Source passage =>
****

I don't mind buying expensive stuffs or building a new streaming server by myself but I don't have any info about enterprise equipment for this purpose.
Anywhere or any terms I should be googling?

Cisco WebEx stuff, specifically this: https://www.cisco.com/c/en/us/products/collaboration-endpoints/webex-desk-pro/datasheet-c78-743105.html

 

There are also the "meeting room" type of devices.

https://www.cisco.com/c/en/us/products/collaboration-endpoints/webex-room-series/index.html#~room-systems

 

They likely have to be leased.

 

Just keep in mind that the enterprise option is very expensive but might be a better option if you have the money. Many techies like to short-cut the costs (eg HDMI capture cards and 4K studio cameras) and these will in fact work with most capture software, provided that you're using something like Teams or WebEx. Teams and WebEx do require a central server so you would be beholden to Microsoft or Cisco for the server. There is a way to make an off-the-shelf RTP server (not RTMP which is what Twitch/Youtube use for one-to-many) do all this too, but I don't think there's much call for this.

****

Data records =>
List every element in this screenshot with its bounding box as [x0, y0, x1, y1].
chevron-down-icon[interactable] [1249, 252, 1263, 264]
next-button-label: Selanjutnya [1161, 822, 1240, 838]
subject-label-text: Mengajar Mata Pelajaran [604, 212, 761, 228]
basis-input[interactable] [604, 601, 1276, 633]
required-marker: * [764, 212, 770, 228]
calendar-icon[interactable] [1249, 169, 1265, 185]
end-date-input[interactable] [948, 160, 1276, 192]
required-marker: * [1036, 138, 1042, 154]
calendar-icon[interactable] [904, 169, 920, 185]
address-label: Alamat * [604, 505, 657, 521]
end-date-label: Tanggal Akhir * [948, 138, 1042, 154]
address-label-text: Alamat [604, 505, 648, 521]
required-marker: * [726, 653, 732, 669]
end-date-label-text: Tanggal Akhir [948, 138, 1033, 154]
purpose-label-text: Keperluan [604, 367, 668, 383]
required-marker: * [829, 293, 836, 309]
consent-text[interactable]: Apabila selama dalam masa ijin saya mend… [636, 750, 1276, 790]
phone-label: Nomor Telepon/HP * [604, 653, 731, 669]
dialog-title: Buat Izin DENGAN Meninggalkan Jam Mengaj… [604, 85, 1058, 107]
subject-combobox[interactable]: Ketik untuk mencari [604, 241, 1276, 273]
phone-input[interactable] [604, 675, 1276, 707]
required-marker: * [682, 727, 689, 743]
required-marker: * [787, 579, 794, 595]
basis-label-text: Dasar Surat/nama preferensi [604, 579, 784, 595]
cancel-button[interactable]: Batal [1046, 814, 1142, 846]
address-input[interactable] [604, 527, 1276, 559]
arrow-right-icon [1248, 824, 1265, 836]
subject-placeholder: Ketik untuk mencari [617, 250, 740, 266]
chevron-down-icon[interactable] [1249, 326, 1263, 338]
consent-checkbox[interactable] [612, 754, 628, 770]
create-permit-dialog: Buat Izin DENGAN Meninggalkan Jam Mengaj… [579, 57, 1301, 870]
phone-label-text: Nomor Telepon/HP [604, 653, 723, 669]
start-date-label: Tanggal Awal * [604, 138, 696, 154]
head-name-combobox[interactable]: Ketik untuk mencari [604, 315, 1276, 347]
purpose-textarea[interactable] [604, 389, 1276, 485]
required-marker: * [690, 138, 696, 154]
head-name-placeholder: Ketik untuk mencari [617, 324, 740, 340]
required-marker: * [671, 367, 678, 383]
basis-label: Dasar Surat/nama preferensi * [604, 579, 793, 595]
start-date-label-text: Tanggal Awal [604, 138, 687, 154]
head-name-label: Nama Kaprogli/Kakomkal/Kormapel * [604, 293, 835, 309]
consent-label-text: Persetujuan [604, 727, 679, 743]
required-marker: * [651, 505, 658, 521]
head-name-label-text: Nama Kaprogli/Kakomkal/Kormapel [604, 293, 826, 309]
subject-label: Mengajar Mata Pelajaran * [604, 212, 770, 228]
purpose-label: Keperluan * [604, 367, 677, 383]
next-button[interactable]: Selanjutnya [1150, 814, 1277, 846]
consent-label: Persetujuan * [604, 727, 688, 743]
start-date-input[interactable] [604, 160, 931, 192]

****

What you need to do =>
1. Reproduce the text of the streaming equipment passage between "Anywhere or any" and "type of devices.", inclusive.
2. According to the streaming equipment passage, what protocol do Twitch and YouTube use for one-to-many streaming?

Answers in order =>
1.
Anywhere or any terms I should be googling?

Cisco WebEx stuff, specifically this: https://www.cisco.com/c/en/us/products/collaboration-endpoints/webex-desk-pro/datasheet-c78-743105.html

 

There are also the "meeting room" type of devices.

2. RTMP